Directive |
Each line of the material below that holds the word "轴的对称点为" needs to be copied.

Supplied material |

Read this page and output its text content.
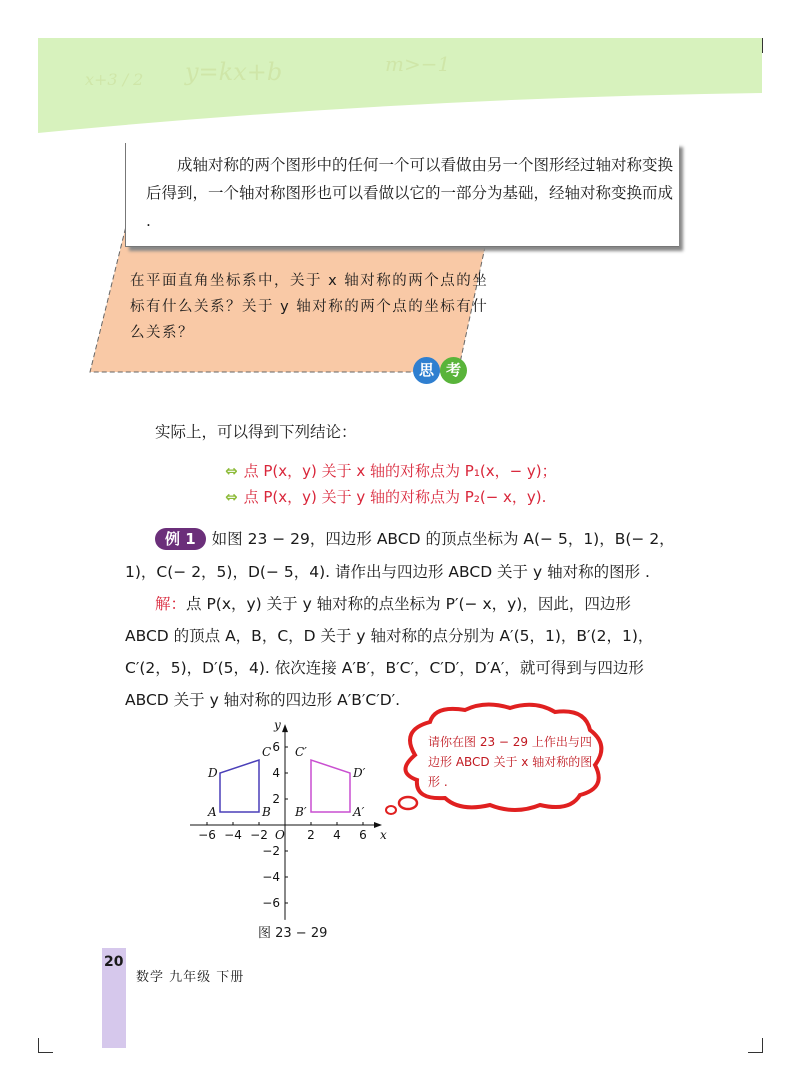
x+3 / 2 y=kx+b	m>−1
成轴对称的两个图形中的任何一个可以看做由另一个图形经过轴对称变换后得到，一个轴对称图形也可以看做以它的一部分为基础，经轴对称变换而成 .
在平面直角坐标系中，关于 x 轴对称的两个点的坐标有什么关系？关于 y 轴对称的两个点的坐标有什么关系？
思 考
实际上，可以得到下列结论：
⇔ 点 P(x，y) 关于 x 轴的对称点为 P₁(x，− y)；
⇔ 点 P(x，y) 关于 y 轴的对称点为 P₂(− x，y).
例 1 如图 23 − 29，四边形 ABCD 的顶点坐标为 A(− 5，1)，B(− 2，
1)，C(− 2，5)，D(− 5，4). 请作出与四边形 ABCD 关于 y 轴对称的图形 .
解：点 P(x，y) 关于 y 轴对称的点坐标为 P′(− x，y)，因此，四边形
ABCD 的顶点 A，B，C，D 关于 y 轴对称的点分别为 A′(5，1)，B′(2，1)，
C′(2，5)，D′(5，4). 依次连接 A′B′，B′C′，C′D′，D′A′，就可得到与四边形
ABCD 关于 y 轴对称的四边形 A′B′C′D′.
−6 −4 −2	2 4 6
6
4
2
−2
−4
−6
O	x
y
A	B
C
D
A′
B′
C′
D′
图 23 − 29
请你在图 23 − 29 上作出与四边形 ABCD 关于 x 轴对称的图形 .
20
数学 九年级 下册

Response to this exercise |
⇔ 点 P(x，y) 关于 x 轴的对称点为 P₁(x，− y)；
⇔ 点 P(x，y) 关于 y 轴的对称点为 P₂(− x，y).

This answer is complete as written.